» TASK TO COMPLETE:
Of the lines in the records that follow, how many include the word "JSON"? Answer with a bare number.

Figure record listings:
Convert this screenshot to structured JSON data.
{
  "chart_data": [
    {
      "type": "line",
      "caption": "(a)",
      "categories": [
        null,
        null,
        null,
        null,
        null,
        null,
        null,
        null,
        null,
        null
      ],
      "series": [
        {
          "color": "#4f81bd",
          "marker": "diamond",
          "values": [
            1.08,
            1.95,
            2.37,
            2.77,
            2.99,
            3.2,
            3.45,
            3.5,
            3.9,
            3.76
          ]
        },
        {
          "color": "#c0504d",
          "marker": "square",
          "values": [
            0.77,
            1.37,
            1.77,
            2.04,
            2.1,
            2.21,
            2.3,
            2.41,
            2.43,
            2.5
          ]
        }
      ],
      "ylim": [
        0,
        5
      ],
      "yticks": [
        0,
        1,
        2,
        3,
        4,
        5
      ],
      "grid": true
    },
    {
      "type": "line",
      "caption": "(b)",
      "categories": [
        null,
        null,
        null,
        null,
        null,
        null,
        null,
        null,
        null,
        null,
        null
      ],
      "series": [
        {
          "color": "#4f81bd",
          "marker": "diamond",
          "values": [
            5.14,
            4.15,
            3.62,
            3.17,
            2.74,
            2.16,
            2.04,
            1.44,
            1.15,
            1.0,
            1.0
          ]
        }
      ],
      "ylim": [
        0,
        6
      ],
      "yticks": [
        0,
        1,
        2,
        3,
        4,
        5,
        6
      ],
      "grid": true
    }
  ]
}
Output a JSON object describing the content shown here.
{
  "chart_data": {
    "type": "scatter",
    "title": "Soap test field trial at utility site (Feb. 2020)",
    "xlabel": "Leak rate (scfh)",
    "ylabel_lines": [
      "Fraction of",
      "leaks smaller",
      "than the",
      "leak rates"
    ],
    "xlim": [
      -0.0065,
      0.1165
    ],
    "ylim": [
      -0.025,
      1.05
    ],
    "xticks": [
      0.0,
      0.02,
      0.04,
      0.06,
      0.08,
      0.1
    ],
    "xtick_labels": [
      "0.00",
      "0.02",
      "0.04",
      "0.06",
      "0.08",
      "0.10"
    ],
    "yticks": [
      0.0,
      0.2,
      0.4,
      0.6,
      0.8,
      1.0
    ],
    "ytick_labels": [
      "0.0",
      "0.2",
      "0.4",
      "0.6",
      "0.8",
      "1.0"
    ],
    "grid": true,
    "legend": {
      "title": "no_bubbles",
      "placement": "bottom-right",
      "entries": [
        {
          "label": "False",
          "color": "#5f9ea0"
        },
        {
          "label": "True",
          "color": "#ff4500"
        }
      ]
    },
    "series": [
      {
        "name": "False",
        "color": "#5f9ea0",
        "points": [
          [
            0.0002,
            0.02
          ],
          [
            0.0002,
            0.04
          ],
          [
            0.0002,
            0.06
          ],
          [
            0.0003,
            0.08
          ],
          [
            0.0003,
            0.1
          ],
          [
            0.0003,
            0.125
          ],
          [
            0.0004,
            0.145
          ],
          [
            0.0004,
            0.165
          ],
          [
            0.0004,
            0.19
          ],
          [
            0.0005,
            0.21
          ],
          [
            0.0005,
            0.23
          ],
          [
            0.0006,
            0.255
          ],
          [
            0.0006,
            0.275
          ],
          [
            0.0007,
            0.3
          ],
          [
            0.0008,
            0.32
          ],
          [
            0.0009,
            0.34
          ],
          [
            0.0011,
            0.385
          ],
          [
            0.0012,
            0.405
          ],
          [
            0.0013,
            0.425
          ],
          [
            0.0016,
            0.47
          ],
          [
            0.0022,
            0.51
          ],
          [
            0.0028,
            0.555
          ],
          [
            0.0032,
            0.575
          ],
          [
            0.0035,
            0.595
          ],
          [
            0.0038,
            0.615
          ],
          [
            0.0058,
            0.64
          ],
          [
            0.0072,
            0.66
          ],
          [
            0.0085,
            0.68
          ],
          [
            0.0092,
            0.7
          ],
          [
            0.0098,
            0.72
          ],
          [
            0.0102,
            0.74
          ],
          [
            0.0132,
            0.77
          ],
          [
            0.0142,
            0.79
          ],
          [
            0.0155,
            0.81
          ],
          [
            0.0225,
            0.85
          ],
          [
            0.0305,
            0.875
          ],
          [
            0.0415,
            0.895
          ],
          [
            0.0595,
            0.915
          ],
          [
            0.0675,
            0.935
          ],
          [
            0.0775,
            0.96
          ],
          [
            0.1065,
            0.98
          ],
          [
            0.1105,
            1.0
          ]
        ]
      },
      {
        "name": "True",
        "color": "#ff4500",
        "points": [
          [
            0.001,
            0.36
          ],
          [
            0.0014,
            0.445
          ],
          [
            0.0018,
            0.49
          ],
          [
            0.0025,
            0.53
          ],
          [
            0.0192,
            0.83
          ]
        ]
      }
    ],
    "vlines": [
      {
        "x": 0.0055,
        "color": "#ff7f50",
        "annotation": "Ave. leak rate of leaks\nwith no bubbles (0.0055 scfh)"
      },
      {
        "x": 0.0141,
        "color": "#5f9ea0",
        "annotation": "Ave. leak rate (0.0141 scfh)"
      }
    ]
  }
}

» ANSWER BELOW:
2